→ Aim:
Locate each line with the string "name" in the listing below and copy it.

Excerpts from a figure dataset:
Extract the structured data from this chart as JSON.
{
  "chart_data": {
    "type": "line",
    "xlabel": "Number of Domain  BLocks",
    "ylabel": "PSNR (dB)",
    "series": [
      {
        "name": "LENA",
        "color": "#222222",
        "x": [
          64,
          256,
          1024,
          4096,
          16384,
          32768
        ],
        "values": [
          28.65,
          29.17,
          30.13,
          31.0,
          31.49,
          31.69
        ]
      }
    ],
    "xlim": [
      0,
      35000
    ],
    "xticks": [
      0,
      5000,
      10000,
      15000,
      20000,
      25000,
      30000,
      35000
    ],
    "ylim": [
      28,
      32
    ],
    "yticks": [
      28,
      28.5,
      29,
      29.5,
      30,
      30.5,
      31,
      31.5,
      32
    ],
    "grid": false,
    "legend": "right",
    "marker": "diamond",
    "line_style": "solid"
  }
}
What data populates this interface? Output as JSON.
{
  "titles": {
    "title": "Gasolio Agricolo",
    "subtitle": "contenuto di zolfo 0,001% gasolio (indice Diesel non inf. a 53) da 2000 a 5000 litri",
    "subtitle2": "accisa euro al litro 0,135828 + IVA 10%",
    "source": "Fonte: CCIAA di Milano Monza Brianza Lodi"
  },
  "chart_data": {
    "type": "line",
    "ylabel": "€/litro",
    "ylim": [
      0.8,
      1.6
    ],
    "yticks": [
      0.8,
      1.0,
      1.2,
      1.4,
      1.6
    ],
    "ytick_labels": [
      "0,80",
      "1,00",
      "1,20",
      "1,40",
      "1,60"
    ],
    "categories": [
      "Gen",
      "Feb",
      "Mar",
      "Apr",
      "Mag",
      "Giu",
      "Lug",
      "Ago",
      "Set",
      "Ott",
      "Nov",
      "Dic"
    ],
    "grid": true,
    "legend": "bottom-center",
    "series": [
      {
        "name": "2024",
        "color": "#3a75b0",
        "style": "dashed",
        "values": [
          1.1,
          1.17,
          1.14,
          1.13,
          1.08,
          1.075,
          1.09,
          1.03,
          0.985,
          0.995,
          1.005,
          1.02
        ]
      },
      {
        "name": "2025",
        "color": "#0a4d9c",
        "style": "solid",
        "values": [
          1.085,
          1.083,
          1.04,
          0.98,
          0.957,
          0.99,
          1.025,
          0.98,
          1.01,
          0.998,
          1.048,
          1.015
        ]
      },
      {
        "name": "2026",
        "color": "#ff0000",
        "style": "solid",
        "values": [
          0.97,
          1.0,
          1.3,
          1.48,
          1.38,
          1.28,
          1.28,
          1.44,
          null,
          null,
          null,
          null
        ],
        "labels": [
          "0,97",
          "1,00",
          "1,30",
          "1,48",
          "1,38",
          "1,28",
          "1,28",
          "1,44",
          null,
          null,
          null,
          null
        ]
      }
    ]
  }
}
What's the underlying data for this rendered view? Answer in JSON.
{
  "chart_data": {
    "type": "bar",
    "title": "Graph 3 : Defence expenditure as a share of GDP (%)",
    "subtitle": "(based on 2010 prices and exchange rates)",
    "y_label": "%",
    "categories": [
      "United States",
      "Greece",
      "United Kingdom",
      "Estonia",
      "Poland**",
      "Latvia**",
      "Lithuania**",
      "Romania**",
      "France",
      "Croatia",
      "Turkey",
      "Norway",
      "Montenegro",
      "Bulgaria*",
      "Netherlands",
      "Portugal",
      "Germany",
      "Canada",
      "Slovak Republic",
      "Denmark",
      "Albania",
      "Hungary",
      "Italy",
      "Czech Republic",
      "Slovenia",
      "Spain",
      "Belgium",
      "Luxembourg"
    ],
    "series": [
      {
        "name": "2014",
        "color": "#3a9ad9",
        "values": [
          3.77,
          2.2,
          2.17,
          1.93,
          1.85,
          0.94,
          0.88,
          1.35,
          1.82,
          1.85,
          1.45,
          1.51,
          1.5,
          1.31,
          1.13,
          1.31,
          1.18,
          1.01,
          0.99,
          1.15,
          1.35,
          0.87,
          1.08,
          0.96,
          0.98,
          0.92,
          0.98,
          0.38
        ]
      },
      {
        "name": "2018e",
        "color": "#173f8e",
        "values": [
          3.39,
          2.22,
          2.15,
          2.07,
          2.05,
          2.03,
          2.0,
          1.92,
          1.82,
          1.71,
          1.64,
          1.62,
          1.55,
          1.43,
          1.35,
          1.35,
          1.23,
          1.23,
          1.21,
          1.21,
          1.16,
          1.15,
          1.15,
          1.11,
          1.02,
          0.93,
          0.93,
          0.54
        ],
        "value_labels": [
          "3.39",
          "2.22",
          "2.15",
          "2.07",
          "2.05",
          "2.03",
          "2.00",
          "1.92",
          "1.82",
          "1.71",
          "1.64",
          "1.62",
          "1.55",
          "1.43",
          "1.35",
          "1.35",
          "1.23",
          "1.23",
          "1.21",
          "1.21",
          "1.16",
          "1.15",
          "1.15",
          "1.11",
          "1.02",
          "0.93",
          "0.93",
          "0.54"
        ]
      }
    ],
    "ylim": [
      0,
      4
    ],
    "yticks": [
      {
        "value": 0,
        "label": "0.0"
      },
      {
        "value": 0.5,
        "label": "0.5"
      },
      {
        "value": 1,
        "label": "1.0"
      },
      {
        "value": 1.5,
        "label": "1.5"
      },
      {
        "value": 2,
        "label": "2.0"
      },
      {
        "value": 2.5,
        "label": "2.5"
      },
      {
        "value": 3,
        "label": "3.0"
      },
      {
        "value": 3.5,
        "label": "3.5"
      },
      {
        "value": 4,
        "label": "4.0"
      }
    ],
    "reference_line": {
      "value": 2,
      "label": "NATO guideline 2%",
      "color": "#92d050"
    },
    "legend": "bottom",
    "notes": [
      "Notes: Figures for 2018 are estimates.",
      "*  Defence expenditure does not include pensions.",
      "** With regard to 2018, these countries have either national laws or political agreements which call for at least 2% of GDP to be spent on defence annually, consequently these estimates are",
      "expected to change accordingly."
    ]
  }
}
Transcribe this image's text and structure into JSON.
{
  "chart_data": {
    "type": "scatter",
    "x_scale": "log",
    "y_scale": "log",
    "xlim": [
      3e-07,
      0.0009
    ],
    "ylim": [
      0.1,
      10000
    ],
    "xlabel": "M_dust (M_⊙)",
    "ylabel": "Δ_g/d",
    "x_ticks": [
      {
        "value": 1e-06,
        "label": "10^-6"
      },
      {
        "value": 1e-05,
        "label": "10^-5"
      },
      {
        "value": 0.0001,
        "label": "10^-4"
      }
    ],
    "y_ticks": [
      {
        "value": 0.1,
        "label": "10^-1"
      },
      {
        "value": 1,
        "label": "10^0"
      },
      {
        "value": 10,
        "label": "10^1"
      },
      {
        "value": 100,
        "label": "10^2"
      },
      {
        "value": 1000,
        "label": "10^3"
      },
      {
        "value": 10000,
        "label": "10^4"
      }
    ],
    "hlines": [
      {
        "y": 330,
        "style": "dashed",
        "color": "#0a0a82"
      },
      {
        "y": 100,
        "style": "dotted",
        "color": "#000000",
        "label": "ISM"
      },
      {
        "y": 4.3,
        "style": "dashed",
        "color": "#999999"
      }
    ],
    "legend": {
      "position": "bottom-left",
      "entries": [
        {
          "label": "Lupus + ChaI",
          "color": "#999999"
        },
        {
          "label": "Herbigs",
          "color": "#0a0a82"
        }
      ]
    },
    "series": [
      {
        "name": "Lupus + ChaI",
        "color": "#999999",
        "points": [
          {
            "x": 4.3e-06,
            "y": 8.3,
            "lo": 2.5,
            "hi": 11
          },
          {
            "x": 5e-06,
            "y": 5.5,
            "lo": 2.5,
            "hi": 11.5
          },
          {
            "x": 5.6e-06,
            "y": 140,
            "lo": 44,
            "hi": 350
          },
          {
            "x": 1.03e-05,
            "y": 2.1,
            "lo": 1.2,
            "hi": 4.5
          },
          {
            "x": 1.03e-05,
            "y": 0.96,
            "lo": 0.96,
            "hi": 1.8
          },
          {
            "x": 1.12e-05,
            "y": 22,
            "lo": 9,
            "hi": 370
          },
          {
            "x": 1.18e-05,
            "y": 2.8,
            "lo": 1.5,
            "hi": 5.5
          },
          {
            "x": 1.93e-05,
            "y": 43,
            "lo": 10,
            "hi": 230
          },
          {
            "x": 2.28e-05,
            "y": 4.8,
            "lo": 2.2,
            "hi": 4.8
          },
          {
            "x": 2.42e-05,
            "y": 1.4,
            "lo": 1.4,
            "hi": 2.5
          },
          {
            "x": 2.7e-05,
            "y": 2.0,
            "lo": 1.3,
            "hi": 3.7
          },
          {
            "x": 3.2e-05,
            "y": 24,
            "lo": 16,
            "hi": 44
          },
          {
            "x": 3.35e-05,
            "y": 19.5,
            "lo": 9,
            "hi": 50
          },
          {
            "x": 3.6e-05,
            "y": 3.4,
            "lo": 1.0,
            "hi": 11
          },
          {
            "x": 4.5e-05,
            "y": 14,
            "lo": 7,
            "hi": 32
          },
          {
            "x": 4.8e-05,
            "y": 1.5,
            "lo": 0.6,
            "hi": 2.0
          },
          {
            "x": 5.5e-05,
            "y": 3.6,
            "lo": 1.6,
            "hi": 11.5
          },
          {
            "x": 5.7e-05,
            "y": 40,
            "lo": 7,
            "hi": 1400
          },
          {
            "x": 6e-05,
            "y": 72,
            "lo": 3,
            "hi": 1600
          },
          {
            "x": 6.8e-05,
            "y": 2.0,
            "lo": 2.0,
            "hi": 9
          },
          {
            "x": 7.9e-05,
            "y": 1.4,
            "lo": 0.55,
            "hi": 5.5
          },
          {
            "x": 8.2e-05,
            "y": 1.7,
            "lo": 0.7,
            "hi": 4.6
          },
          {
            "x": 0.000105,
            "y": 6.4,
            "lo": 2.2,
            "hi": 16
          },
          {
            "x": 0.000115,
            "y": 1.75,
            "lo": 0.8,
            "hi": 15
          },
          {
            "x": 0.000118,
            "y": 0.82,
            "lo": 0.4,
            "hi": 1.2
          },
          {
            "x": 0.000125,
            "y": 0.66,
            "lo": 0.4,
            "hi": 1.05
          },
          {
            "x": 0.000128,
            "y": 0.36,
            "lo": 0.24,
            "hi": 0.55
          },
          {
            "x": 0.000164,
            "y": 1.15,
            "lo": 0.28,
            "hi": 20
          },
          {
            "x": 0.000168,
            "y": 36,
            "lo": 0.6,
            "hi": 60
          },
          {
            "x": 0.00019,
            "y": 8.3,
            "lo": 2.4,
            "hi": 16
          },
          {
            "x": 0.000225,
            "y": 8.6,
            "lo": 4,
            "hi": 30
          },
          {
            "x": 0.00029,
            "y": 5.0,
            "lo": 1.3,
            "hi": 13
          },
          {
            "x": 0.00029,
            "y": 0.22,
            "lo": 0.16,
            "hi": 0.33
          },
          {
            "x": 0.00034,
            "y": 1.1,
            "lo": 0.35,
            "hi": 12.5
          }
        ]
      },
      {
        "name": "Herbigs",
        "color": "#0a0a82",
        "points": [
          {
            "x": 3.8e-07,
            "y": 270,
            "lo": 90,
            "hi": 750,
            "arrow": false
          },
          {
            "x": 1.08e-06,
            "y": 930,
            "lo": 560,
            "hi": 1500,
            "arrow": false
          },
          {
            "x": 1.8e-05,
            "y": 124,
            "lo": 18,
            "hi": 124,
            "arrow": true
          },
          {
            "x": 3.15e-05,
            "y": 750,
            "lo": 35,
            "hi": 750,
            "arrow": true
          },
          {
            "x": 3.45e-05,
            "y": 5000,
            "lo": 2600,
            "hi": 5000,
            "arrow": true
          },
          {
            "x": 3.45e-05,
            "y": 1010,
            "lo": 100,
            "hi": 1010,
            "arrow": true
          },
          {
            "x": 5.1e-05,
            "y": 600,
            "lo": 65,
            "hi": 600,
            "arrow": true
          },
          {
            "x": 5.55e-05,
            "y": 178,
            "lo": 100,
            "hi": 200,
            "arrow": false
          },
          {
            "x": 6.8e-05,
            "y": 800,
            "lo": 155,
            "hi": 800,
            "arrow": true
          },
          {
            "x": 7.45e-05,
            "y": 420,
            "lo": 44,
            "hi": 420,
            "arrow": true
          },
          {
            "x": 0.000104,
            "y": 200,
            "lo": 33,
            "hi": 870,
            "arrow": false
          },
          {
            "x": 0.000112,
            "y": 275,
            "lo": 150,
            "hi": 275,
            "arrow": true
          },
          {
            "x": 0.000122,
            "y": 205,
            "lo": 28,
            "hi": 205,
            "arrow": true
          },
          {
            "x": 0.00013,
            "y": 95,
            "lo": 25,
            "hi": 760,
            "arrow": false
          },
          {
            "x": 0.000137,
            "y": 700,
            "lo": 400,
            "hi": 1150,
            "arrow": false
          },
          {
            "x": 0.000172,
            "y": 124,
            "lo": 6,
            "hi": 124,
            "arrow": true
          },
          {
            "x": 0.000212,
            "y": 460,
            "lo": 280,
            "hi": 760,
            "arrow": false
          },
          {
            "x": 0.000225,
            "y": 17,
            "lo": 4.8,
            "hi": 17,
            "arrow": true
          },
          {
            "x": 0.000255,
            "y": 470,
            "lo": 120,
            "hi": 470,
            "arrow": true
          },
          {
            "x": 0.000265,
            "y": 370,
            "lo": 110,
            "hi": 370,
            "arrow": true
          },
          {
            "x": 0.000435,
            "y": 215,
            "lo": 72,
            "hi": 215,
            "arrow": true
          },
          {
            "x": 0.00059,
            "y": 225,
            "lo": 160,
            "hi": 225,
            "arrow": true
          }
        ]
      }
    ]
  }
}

→ Written answer:
        "name": "LENA",
        "name": "2024",
        "name": "2025",
        "name": "2026",
        "name": "2014",
        "name": "2018e",
        "name": "Lupus + ChaI",
        "name": "Herbigs",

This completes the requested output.